---- Given data
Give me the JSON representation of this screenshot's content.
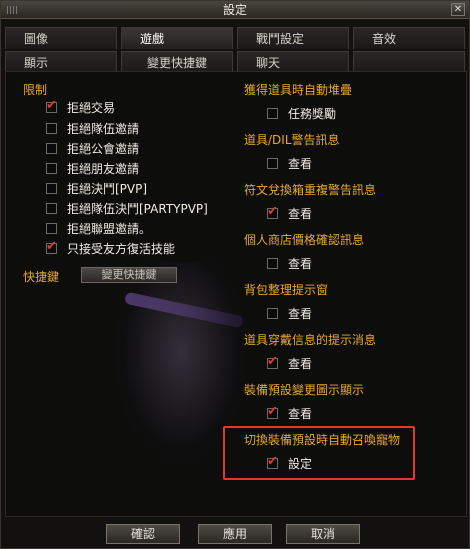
{
  "window": {
    "title": "設定",
    "close_symbol": "✕"
  },
  "tabs_row1": [
    {
      "label": "圖像"
    },
    {
      "label": "遊戲"
    },
    {
      "label": "戰鬥設定"
    },
    {
      "label": "音效"
    }
  ],
  "tabs_row2": [
    {
      "label": "顯示"
    },
    {
      "label": "變更快捷鍵"
    },
    {
      "label": "聊天"
    },
    {
      "label": ""
    }
  ],
  "left": {
    "limit_title": "限制",
    "items": [
      {
        "label": "拒絕交易",
        "checked": true
      },
      {
        "label": "拒絕隊伍邀請",
        "checked": false
      },
      {
        "label": "拒絕公會邀請",
        "checked": false
      },
      {
        "label": "拒絕朋友邀請",
        "checked": false
      },
      {
        "label": "拒絕決鬥[PVP]",
        "checked": false
      },
      {
        "label": "拒絕隊伍決鬥[PARTYPVP]",
        "checked": false
      },
      {
        "label": "拒絕聯盟邀請。",
        "checked": false
      },
      {
        "label": "只接受友方復活技能",
        "checked": true
      }
    ],
    "hotkey_title": "快捷鍵",
    "hotkey_button": "變更快捷鍵"
  },
  "right": {
    "sections": [
      {
        "title": "獲得道具時自動堆疊",
        "option": "任務獎勵",
        "checked": false
      },
      {
        "title": "道具/DIL警告訊息",
        "option": "查看",
        "checked": false
      },
      {
        "title": "符文兌換箱重複警告訊息",
        "option": "查看",
        "checked": true
      },
      {
        "title": "個人商店價格確認訊息",
        "option": "查看",
        "checked": false
      },
      {
        "title": "背包整理提示窗",
        "option": "查看",
        "checked": false
      },
      {
        "title": "道具穿戴信息的提示消息",
        "option": "查看",
        "checked": true
      },
      {
        "title": "裝備預設變更圖示顯示",
        "option": "查看",
        "checked": true
      },
      {
        "title": "切換裝備預設時自動召喚寵物",
        "option": "設定",
        "checked": true
      }
    ]
  },
  "buttons": {
    "confirm": "確認",
    "apply": "應用",
    "cancel": "取消"
  },
  "colors": {
    "section_title": "#e6a830",
    "check": "#e03a2c",
    "highlight_border": "#e03a2c"
  }
}
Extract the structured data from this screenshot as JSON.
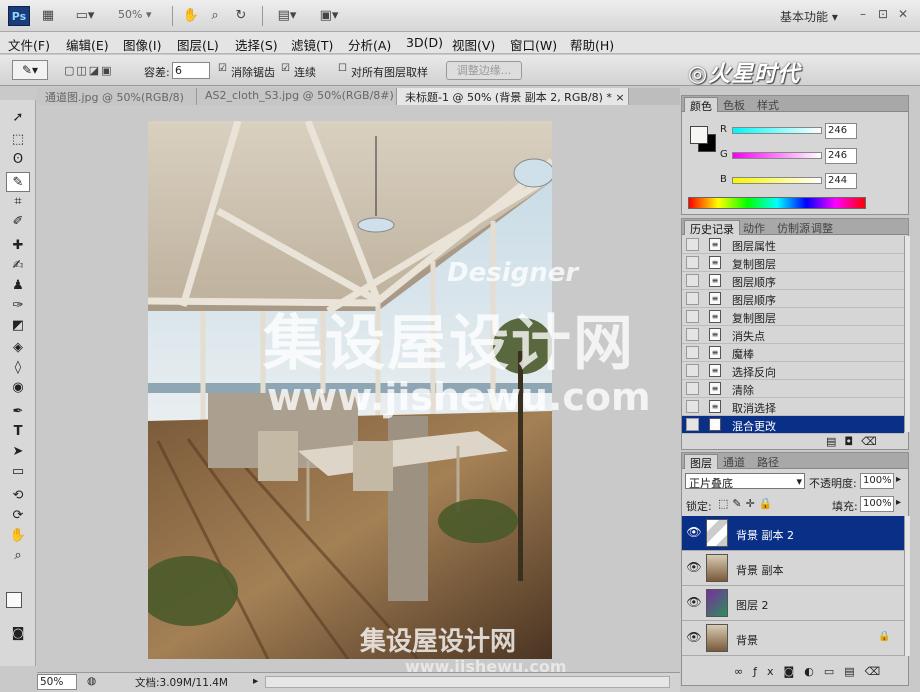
{
  "app": {
    "logo": "Ps",
    "zoom_select": "50% ▾",
    "workspace": "基本功能 ▾",
    "win_minimize": "–",
    "win_restore": "⊡",
    "win_close": "✕"
  },
  "menu": [
    "文件(F)",
    "编辑(E)",
    "图像(I)",
    "图层(L)",
    "选择(S)",
    "滤镜(T)",
    "分析(A)",
    "3D(D)",
    "视图(V)",
    "窗口(W)",
    "帮助(H)"
  ],
  "options": {
    "tolerance_label": "容差:",
    "tolerance_value": "6",
    "antialias_label": "消除锯齿",
    "contiguous_label": "连续",
    "sample_all_label": "对所有图层取样",
    "refine_edge_label": "调整边缘..."
  },
  "brand": "火星时代",
  "doc_tabs": [
    "通道图.jpg @ 50%(RGB/8)",
    "AS2_cloth_S3.jpg @ 50%(RGB/8#)",
    "未标题-1 @ 50% (背景 副本 2, RGB/8) *"
  ],
  "doc_tab_close": "×",
  "status": {
    "zoom": "50%",
    "doc_info": "文档:3.09M/11.4M"
  },
  "color_panel": {
    "tabs": [
      "颜色",
      "色板",
      "样式"
    ],
    "r_label": "R",
    "g_label": "G",
    "b_label": "B",
    "r": "246",
    "g": "246",
    "b": "244",
    "r_level": 0.965,
    "g_level": 0.965,
    "b_level": 0.957,
    "fg_color": "#f6f6f4",
    "bg_color": "#000000"
  },
  "history_panel": {
    "tabs": [
      "历史记录",
      "动作",
      "仿制源",
      "调整"
    ],
    "items": [
      "图层属性",
      "复制图层",
      "图层顺序",
      "图层顺序",
      "复制图层",
      "消失点",
      "魔棒",
      "选择反向",
      "清除",
      "取消选择",
      "混合更改"
    ],
    "selected_index": 10
  },
  "layers_panel": {
    "tabs": [
      "图层",
      "通道",
      "路径"
    ],
    "blend_mode": "正片叠底",
    "opacity_label": "不透明度:",
    "opacity": "100%",
    "lock_label": "锁定:",
    "fill_label": "填充:",
    "fill": "100%",
    "layers": [
      "背景 副本 2",
      "背景 副本",
      "图层 2",
      "背景"
    ],
    "selected_index": 0
  },
  "watermarks": {
    "designer": "Designer",
    "site_cn": "集设屋设计网",
    "site_url": "www.jishewu.com"
  },
  "colors": {
    "selection_blue": "#0a2f86",
    "accent": "#1a3d7a"
  }
}
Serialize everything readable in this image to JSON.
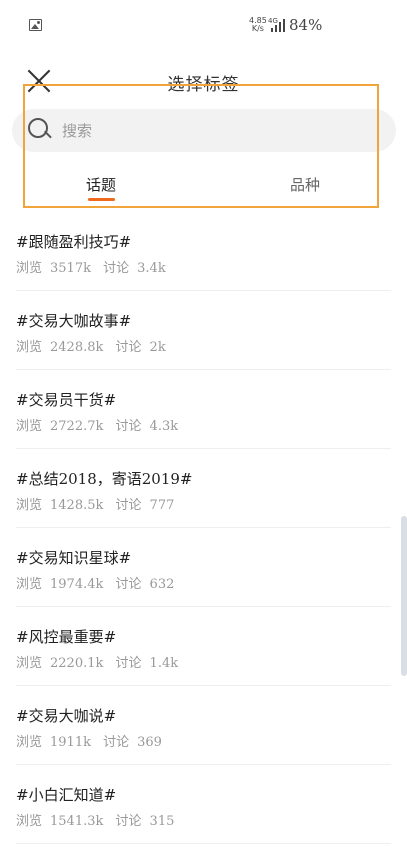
{
  "status_bar": {
    "net_speed_value": "4.85",
    "net_speed_unit": "K/s",
    "network": "4G",
    "battery": "84%"
  },
  "header": {
    "title": "选择标签"
  },
  "search": {
    "placeholder": "搜索"
  },
  "tabs": [
    {
      "label": "话题",
      "active": true
    },
    {
      "label": "品种",
      "active": false
    }
  ],
  "topics": [
    {
      "title": "#跟随盈利技巧#",
      "views_label": "浏览",
      "views": "3517k",
      "comments_label": "讨论",
      "comments": "3.4k"
    },
    {
      "title": "#交易大咖故事#",
      "views_label": "浏览",
      "views": "2428.8k",
      "comments_label": "讨论",
      "comments": "2k"
    },
    {
      "title": "#交易员干货#",
      "views_label": "浏览",
      "views": "2722.7k",
      "comments_label": "讨论",
      "comments": "4.3k"
    },
    {
      "title": "#总结2018，寄语2019#",
      "views_label": "浏览",
      "views": "1428.5k",
      "comments_label": "讨论",
      "comments": "777"
    },
    {
      "title": "#交易知识星球#",
      "views_label": "浏览",
      "views": "1974.4k",
      "comments_label": "讨论",
      "comments": "632"
    },
    {
      "title": "#风控最重要#",
      "views_label": "浏览",
      "views": "2220.1k",
      "comments_label": "讨论",
      "comments": "1.4k"
    },
    {
      "title": "#交易大咖说#",
      "views_label": "浏览",
      "views": "1911k",
      "comments_label": "讨论",
      "comments": "369"
    },
    {
      "title": "#小白汇知道#",
      "views_label": "浏览",
      "views": "1541.3k",
      "comments_label": "讨论",
      "comments": "315"
    }
  ],
  "colors": {
    "accent": "#f06a1e",
    "highlight_border": "#f0a43a",
    "search_bg": "#f2f2f2"
  }
}
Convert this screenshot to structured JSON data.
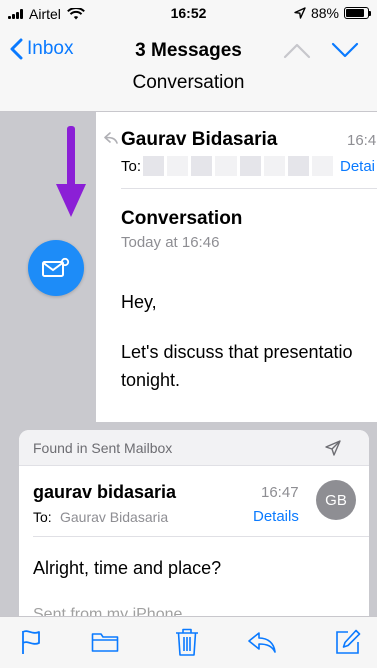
--------
Exercise task: Reproduce each entry precisely. Leave the pictures out.

Answer for the task:
Give me the JSON representation of this screenshot's content.
{
  "window": {
    "title": "設定",
    "close_symbol": "✕"
  },
  "tabs_row1": [
    {
      "label": "圖像"
    },
    {
      "label": "遊戲"
    },
    {
      "label": "戰鬥設定"
    },
    {
      "label": "音效"
    }
  ],
  "tabs_row2": [
    {
      "label": "顯示"
    },
    {
      "label": "變更快捷鍵"
    },
    {
      "label": "聊天"
    },
    {
      "label": ""
    }
  ],
  "left": {
    "limit_title": "限制",
    "items": [
      {
        "label": "拒絕交易",
        "checked": true
      },
      {
        "label": "拒絕隊伍邀請",
        "checked": false
      },
      {
        "label": "拒絕公會邀請",
        "checked": false
      },
      {
        "label": "拒絕朋友邀請",
        "checked": false
      },
      {
        "label": "拒絕決鬥[PVP]",
        "checked": false
      },
      {
        "label": "拒絕隊伍決鬥[PARTYPVP]",
        "checked": false
      },
      {
        "label": "拒絕聯盟邀請。",
        "checked": false
      },
      {
        "label": "只接受友方復活技能",
        "checked": true
      }
    ],
    "hotkey_title": "快捷鍵",
    "hotkey_button": "變更快捷鍵"
  },
  "right": {
    "sections": [
      {
        "title": "獲得道具時自動堆疊",
        "option": "任務獎勵",
        "checked": false
      },
      {
        "title": "道具/DIL警告訊息",
        "option": "查看",
        "checked": false
      },
      {
        "title": "符文兌換箱重複警告訊息",
        "option": "查看",
        "checked": true
      },
      {
        "title": "個人商店價格確認訊息",
        "option": "查看",
        "checked": false
      },
      {
        "title": "背包整理提示窗",
        "option": "查看",
        "checked": false
      },
      {
        "title": "道具穿戴信息的提示消息",
        "option": "查看",
        "checked": true
      },
      {
        "title": "裝備預設變更圖示顯示",
        "option": "查看",
        "checked": true
      },
      {
        "title": "切換裝備預設時自動召喚寵物",
        "option": "設定",
        "checked": true
      }
    ]
  },
  "buttons": {
    "confirm": "確認",
    "apply": "應用",
    "cancel": "取消"
  },
  "colors": {
    "section_title": "#e6a830",
    "check": "#e03a2c",
    "highlight_border": "#e03a2c"
  }
}
Extract the structured data from this screenshot as JSON.
{
  "app": {
    "logo": "Ps",
    "zoom_select": "50% ▾",
    "workspace": "基本功能 ▾",
    "win_minimize": "–",
    "win_restore": "⊡",
    "win_close": "✕"
  },
  "menu": [
    "文件(F)",
    "编辑(E)",
    "图像(I)",
    "图层(L)",
    "选择(S)",
    "滤镜(T)",
    "分析(A)",
    "3D(D)",
    "视图(V)",
    "窗口(W)",
    "帮助(H)"
  ],
  "options": {
    "tolerance_label": "容差:",
    "tolerance_value": "6",
    "antialias_label": "消除锯齿",
    "contiguous_label": "连续",
    "sample_all_label": "对所有图层取样",
    "refine_edge_label": "调整边缘..."
  },
  "brand": "火星时代",
  "doc_tabs": [
    "通道图.jpg @ 50%(RGB/8)",
    "AS2_cloth_S3.jpg @ 50%(RGB/8#)",
    "未标题-1 @ 50% (背景 副本 2, RGB/8) *"
  ],
  "doc_tab_close": "×",
  "status": {
    "zoom": "50%",
    "doc_info": "文档:3.09M/11.4M"
  },
  "color_panel": {
    "tabs": [
      "颜色",
      "色板",
      "样式"
    ],
    "r_label": "R",
    "g_label": "G",
    "b_label": "B",
    "r": "246",
    "g": "246",
    "b": "244",
    "r_level": 0.965,
    "g_level": 0.965,
    "b_level": 0.957,
    "fg_color": "#f6f6f4",
    "bg_color": "#000000"
  },
  "history_panel": {
    "tabs": [
      "历史记录",
      "动作",
      "仿制源",
      "调整"
    ],
    "items": [
      "图层属性",
      "复制图层",
      "图层顺序",
      "图层顺序",
      "复制图层",
      "消失点",
      "魔棒",
      "选择反向",
      "清除",
      "取消选择",
      "混合更改"
    ],
    "selected_index": 10
  },
  "layers_panel": {
    "tabs": [
      "图层",
      "通道",
      "路径"
    ],
    "blend_mode": "正片叠底",
    "opacity_label": "不透明度:",
    "opacity": "100%",
    "lock_label": "锁定:",
    "fill_label": "填充:",
    "fill": "100%",
    "layers": [
      "背景 副本 2",
      "背景 副本",
      "图层 2",
      "背景"
    ],
    "selected_index": 0
  },
  "watermarks": {
    "designer": "Designer",
    "site_cn": "集设屋设计网",
    "site_url": "www.jishewu.com"
  },
  "colors": {
    "selection_blue": "#0a2f86",
    "accent": "#1a3d7a"
  }
}
Serialize everything readable in this image to JSON.
{
  "status_bar": {
    "net_speed_value": "4.85",
    "net_speed_unit": "K/s",
    "network": "4G",
    "battery": "84%"
  },
  "header": {
    "title": "选择标签"
  },
  "search": {
    "placeholder": "搜索"
  },
  "tabs": [
    {
      "label": "话题",
      "active": true
    },
    {
      "label": "品种",
      "active": false
    }
  ],
  "topics": [
    {
      "title": "#跟随盈利技巧#",
      "views_label": "浏览",
      "views": "3517k",
      "comments_label": "讨论",
      "comments": "3.4k"
    },
    {
      "title": "#交易大咖故事#",
      "views_label": "浏览",
      "views": "2428.8k",
      "comments_label": "讨论",
      "comments": "2k"
    },
    {
      "title": "#交易员干货#",
      "views_label": "浏览",
      "views": "2722.7k",
      "comments_label": "讨论",
      "comments": "4.3k"
    },
    {
      "title": "#总结2018，寄语2019#",
      "views_label": "浏览",
      "views": "1428.5k",
      "comments_label": "讨论",
      "comments": "777"
    },
    {
      "title": "#交易知识星球#",
      "views_label": "浏览",
      "views": "1974.4k",
      "comments_label": "讨论",
      "comments": "632"
    },
    {
      "title": "#风控最重要#",
      "views_label": "浏览",
      "views": "2220.1k",
      "comments_label": "讨论",
      "comments": "1.4k"
    },
    {
      "title": "#交易大咖说#",
      "views_label": "浏览",
      "views": "1911k",
      "comments_label": "讨论",
      "comments": "369"
    },
    {
      "title": "#小白汇知道#",
      "views_label": "浏览",
      "views": "1541.3k",
      "comments_label": "讨论",
      "comments": "315"
    }
  ],
  "colors": {
    "accent": "#f06a1e",
    "highlight_border": "#f0a43a",
    "search_bg": "#f2f2f2"
  }
}
Convert this screenshot to structured JSON data.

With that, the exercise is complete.